CHALLENGE: Collect all lines from the listing that include the string "right".

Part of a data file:
::::
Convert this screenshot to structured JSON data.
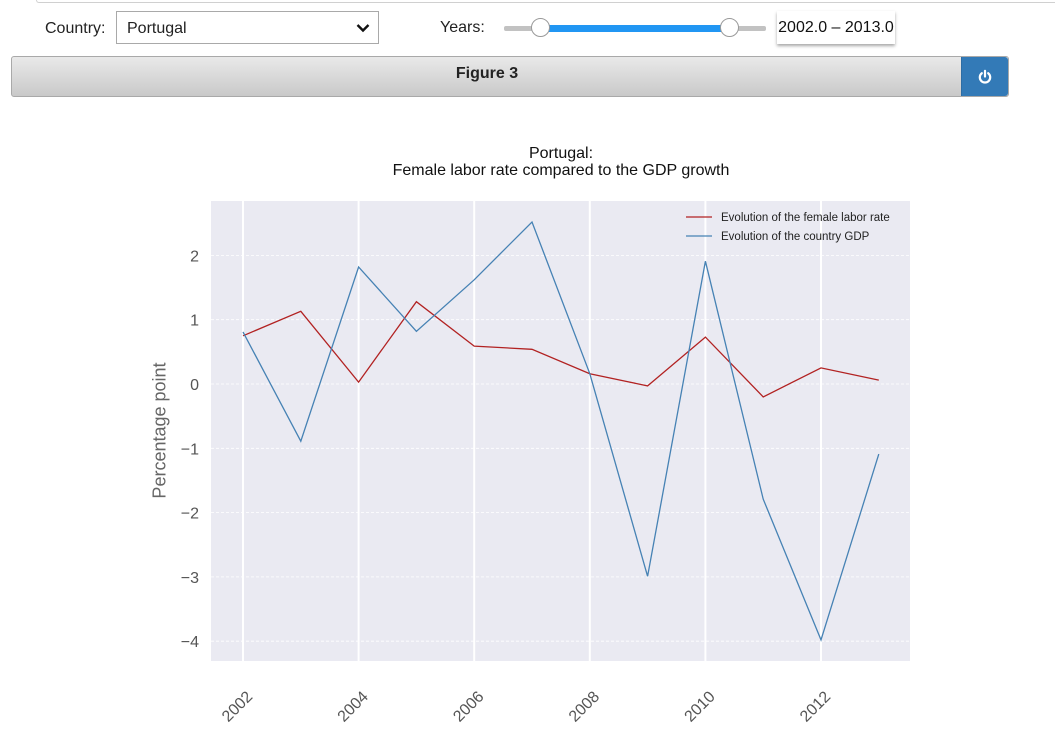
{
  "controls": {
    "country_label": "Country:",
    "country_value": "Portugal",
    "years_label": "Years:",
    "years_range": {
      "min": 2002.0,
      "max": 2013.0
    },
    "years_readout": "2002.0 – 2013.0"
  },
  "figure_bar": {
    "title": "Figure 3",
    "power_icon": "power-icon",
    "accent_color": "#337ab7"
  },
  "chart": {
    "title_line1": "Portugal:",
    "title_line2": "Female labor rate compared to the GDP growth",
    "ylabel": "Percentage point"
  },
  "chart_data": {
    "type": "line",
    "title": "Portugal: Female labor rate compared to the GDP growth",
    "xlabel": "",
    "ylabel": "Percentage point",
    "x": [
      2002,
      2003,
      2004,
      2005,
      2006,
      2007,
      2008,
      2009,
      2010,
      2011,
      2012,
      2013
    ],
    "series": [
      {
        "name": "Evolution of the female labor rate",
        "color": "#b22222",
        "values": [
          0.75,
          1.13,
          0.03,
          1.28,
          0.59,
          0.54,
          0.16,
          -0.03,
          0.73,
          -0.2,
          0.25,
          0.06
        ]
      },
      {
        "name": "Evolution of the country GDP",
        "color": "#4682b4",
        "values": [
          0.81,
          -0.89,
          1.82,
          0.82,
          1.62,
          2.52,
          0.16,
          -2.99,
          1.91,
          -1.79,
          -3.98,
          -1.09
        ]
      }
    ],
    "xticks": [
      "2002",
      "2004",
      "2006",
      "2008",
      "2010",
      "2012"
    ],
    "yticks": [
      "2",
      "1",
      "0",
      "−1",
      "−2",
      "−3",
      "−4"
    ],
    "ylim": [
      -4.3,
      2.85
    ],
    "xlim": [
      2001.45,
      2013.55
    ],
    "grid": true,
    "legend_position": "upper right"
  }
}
::::
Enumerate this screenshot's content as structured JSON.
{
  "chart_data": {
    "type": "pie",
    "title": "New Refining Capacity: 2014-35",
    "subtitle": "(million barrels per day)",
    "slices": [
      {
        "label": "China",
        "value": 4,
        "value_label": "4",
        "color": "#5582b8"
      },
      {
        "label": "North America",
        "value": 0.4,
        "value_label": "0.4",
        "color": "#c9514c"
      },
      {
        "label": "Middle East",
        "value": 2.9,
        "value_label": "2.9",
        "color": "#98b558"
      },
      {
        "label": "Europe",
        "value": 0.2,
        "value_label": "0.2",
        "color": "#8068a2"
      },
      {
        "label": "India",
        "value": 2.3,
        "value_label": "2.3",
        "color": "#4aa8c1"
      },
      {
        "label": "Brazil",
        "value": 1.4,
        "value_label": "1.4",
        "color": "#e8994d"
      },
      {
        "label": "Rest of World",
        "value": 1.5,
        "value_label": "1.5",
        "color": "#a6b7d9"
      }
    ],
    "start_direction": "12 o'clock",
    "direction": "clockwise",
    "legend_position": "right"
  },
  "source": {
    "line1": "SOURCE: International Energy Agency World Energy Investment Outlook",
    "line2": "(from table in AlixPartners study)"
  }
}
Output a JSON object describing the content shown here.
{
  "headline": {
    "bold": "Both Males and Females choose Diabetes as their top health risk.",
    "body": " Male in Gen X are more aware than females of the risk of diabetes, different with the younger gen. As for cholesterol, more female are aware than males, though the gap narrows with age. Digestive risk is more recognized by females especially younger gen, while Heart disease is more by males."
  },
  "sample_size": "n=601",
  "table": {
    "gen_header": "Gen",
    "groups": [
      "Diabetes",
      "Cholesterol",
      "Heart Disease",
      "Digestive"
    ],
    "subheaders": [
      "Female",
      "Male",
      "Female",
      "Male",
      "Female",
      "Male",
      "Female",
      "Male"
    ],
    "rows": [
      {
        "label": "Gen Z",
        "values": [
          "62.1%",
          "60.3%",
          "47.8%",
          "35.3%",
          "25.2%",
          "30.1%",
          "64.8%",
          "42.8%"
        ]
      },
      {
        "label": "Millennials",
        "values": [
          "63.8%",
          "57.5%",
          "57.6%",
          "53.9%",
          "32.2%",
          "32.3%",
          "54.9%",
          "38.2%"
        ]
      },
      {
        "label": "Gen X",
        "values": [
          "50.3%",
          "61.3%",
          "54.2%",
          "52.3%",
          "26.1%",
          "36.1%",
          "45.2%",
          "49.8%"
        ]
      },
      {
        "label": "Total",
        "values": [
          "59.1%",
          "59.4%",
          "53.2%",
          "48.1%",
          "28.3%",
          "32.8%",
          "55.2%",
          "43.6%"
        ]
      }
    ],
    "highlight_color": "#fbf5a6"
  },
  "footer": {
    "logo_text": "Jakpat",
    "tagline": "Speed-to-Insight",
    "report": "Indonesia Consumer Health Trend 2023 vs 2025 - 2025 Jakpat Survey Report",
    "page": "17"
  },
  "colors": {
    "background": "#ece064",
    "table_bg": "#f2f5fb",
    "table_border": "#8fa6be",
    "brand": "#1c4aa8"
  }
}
::::
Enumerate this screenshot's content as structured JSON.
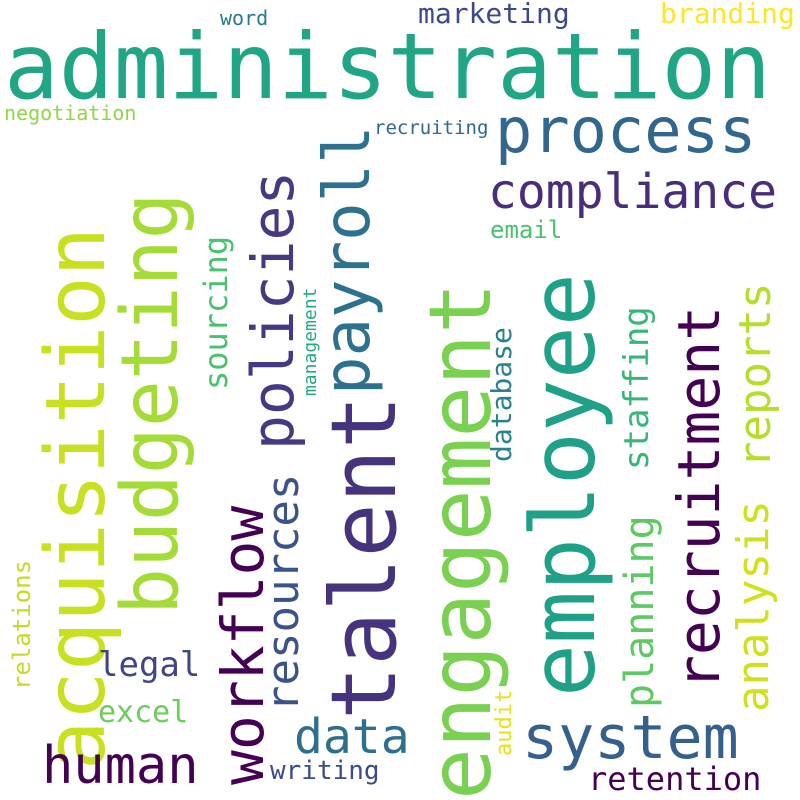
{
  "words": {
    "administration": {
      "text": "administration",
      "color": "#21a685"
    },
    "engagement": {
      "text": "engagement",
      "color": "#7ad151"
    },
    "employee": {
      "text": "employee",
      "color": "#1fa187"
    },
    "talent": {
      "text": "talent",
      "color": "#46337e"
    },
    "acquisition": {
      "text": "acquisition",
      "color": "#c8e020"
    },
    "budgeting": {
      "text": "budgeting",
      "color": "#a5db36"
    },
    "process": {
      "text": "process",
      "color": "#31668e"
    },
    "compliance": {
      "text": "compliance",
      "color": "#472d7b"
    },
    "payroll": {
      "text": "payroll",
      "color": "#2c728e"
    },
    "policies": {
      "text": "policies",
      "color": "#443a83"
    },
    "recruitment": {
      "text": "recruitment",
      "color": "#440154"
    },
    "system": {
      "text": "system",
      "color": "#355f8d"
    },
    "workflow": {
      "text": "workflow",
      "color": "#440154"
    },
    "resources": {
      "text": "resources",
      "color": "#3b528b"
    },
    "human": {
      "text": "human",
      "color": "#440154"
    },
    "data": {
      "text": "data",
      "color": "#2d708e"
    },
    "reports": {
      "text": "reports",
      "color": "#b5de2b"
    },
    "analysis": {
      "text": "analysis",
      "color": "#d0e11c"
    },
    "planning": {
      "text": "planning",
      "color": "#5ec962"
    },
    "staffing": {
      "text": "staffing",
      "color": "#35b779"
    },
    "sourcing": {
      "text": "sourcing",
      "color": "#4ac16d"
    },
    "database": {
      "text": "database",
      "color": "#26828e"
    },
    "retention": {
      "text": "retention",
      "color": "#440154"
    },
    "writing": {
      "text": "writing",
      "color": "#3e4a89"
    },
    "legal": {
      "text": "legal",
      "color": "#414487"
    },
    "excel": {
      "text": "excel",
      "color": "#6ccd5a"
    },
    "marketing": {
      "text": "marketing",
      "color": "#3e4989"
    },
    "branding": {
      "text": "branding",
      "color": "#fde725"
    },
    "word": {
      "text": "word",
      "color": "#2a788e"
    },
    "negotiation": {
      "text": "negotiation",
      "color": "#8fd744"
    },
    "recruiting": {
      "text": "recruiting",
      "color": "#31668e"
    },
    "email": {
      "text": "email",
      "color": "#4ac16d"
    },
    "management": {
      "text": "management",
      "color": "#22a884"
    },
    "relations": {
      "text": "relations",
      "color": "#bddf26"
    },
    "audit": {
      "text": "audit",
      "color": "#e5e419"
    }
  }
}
::::
TASK SOLUTION:
    "legend_position": "upper right"
    "legend_position": "right"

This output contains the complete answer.